WRITTEN REQUEST
Write out the material below again, unchanged.

EXCERPTED DATA
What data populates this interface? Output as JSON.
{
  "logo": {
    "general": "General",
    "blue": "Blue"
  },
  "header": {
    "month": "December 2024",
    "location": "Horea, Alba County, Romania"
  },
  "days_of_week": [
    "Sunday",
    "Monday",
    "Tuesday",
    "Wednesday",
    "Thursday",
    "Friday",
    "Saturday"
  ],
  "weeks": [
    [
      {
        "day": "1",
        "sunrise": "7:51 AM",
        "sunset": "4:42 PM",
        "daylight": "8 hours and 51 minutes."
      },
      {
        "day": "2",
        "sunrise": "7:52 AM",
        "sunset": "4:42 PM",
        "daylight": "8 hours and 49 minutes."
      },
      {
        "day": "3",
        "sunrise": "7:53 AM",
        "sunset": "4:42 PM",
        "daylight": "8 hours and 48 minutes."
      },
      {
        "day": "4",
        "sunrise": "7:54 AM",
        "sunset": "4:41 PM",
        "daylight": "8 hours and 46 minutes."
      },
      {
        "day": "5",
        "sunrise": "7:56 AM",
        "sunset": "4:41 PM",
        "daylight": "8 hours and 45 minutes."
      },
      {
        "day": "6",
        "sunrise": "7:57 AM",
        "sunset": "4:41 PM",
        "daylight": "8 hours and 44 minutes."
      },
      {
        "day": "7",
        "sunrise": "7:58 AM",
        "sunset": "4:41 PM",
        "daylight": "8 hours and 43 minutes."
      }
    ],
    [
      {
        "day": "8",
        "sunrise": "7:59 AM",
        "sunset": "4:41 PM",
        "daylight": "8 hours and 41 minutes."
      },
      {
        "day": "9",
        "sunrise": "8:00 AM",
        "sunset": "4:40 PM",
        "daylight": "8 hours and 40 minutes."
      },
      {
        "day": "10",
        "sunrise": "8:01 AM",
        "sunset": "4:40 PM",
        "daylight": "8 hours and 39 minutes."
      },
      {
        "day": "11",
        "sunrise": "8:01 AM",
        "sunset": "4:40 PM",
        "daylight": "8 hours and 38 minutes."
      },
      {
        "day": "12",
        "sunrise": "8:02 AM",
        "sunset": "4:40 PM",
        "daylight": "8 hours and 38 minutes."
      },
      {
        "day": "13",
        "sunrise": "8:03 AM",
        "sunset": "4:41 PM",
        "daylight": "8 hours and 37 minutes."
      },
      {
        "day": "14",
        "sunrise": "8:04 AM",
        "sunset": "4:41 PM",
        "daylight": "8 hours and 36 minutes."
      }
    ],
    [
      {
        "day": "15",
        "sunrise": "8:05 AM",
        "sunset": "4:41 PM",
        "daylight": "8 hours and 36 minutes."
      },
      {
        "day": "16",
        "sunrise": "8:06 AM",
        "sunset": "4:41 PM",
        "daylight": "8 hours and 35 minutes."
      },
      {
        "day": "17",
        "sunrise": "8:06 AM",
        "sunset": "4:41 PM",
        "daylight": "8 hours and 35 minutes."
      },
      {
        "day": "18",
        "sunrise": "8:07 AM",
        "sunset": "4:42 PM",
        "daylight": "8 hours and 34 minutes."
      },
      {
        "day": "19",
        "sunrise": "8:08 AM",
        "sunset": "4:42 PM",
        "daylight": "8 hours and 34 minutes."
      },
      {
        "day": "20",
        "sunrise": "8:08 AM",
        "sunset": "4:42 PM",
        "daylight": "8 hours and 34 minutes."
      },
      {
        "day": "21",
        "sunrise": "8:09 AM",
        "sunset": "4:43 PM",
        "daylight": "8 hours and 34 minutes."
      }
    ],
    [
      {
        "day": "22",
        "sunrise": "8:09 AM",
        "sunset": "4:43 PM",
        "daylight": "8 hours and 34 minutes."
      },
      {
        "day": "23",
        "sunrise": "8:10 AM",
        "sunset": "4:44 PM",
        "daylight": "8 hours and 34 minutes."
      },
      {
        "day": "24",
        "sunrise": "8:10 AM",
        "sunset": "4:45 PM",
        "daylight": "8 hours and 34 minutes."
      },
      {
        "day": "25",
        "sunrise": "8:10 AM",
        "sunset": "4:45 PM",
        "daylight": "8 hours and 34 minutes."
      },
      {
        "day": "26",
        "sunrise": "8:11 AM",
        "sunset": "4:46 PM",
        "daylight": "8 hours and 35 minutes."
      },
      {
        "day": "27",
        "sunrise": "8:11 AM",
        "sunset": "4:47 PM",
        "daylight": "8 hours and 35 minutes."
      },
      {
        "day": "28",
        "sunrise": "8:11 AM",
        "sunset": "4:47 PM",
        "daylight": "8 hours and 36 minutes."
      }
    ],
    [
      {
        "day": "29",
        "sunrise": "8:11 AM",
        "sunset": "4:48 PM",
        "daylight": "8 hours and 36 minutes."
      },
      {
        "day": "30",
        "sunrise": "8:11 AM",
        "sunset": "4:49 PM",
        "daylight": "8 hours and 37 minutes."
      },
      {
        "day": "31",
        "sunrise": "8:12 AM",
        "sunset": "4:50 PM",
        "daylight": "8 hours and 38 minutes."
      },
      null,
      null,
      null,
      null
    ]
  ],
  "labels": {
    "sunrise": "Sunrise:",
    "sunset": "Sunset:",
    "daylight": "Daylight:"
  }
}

CORRECT OUTPUT
What data populates this interface? Output as JSON.
{
  "logo": {
    "general": "General",
    "blue": "Blue"
  },
  "header": {
    "month": "December 2024",
    "location": "Horea, Alba County, Romania"
  },
  "days_of_week": [
    "Sunday",
    "Monday",
    "Tuesday",
    "Wednesday",
    "Thursday",
    "Friday",
    "Saturday"
  ],
  "weeks": [
    [
      {
        "day": "1",
        "sunrise": "7:51 AM",
        "sunset": "4:42 PM",
        "daylight": "8 hours and 51 minutes."
      },
      {
        "day": "2",
        "sunrise": "7:52 AM",
        "sunset": "4:42 PM",
        "daylight": "8 hours and 49 minutes."
      },
      {
        "day": "3",
        "sunrise": "7:53 AM",
        "sunset": "4:42 PM",
        "daylight": "8 hours and 48 minutes."
      },
      {
        "day": "4",
        "sunrise": "7:54 AM",
        "sunset": "4:41 PM",
        "daylight": "8 hours and 46 minutes."
      },
      {
        "day": "5",
        "sunrise": "7:56 AM",
        "sunset": "4:41 PM",
        "daylight": "8 hours and 45 minutes."
      },
      {
        "day": "6",
        "sunrise": "7:57 AM",
        "sunset": "4:41 PM",
        "daylight": "8 hours and 44 minutes."
      },
      {
        "day": "7",
        "sunrise": "7:58 AM",
        "sunset": "4:41 PM",
        "daylight": "8 hours and 43 minutes."
      }
    ],
    [
      {
        "day": "8",
        "sunrise": "7:59 AM",
        "sunset": "4:41 PM",
        "daylight": "8 hours and 41 minutes."
      },
      {
        "day": "9",
        "sunrise": "8:00 AM",
        "sunset": "4:40 PM",
        "daylight": "8 hours and 40 minutes."
      },
      {
        "day": "10",
        "sunrise": "8:01 AM",
        "sunset": "4:40 PM",
        "daylight": "8 hours and 39 minutes."
      },
      {
        "day": "11",
        "sunrise": "8:01 AM",
        "sunset": "4:40 PM",
        "daylight": "8 hours and 38 minutes."
      },
      {
        "day": "12",
        "sunrise": "8:02 AM",
        "sunset": "4:40 PM",
        "daylight": "8 hours and 38 minutes."
      },
      {
        "day": "13",
        "sunrise": "8:03 AM",
        "sunset": "4:41 PM",
        "daylight": "8 hours and 37 minutes."
      },
      {
        "day": "14",
        "sunrise": "8:04 AM",
        "sunset": "4:41 PM",
        "daylight": "8 hours and 36 minutes."
      }
    ],
    [
      {
        "day": "15",
        "sunrise": "8:05 AM",
        "sunset": "4:41 PM",
        "daylight": "8 hours and 36 minutes."
      },
      {
        "day": "16",
        "sunrise": "8:06 AM",
        "sunset": "4:41 PM",
        "daylight": "8 hours and 35 minutes."
      },
      {
        "day": "17",
        "sunrise": "8:06 AM",
        "sunset": "4:41 PM",
        "daylight": "8 hours and 35 minutes."
      },
      {
        "day": "18",
        "sunrise": "8:07 AM",
        "sunset": "4:42 PM",
        "daylight": "8 hours and 34 minutes."
      },
      {
        "day": "19",
        "sunrise": "8:08 AM",
        "sunset": "4:42 PM",
        "daylight": "8 hours and 34 minutes."
      },
      {
        "day": "20",
        "sunrise": "8:08 AM",
        "sunset": "4:42 PM",
        "daylight": "8 hours and 34 minutes."
      },
      {
        "day": "21",
        "sunrise": "8:09 AM",
        "sunset": "4:43 PM",
        "daylight": "8 hours and 34 minutes."
      }
    ],
    [
      {
        "day": "22",
        "sunrise": "8:09 AM",
        "sunset": "4:43 PM",
        "daylight": "8 hours and 34 minutes."
      },
      {
        "day": "23",
        "sunrise": "8:10 AM",
        "sunset": "4:44 PM",
        "daylight": "8 hours and 34 minutes."
      },
      {
        "day": "24",
        "sunrise": "8:10 AM",
        "sunset": "4:45 PM",
        "daylight": "8 hours and 34 minutes."
      },
      {
        "day": "25",
        "sunrise": "8:10 AM",
        "sunset": "4:45 PM",
        "daylight": "8 hours and 34 minutes."
      },
      {
        "day": "26",
        "sunrise": "8:11 AM",
        "sunset": "4:46 PM",
        "daylight": "8 hours and 35 minutes."
      },
      {
        "day": "27",
        "sunrise": "8:11 AM",
        "sunset": "4:47 PM",
        "daylight": "8 hours and 35 minutes."
      },
      {
        "day": "28",
        "sunrise": "8:11 AM",
        "sunset": "4:47 PM",
        "daylight": "8 hours and 36 minutes."
      }
    ],
    [
      {
        "day": "29",
        "sunrise": "8:11 AM",
        "sunset": "4:48 PM",
        "daylight": "8 hours and 36 minutes."
      },
      {
        "day": "30",
        "sunrise": "8:11 AM",
        "sunset": "4:49 PM",
        "daylight": "8 hours and 37 minutes."
      },
      {
        "day": "31",
        "sunrise": "8:12 AM",
        "sunset": "4:50 PM",
        "daylight": "8 hours and 38 minutes."
      },
      null,
      null,
      null,
      null
    ]
  ],
  "labels": {
    "sunrise": "Sunrise:",
    "sunset": "Sunset:",
    "daylight": "Daylight:"
  }
}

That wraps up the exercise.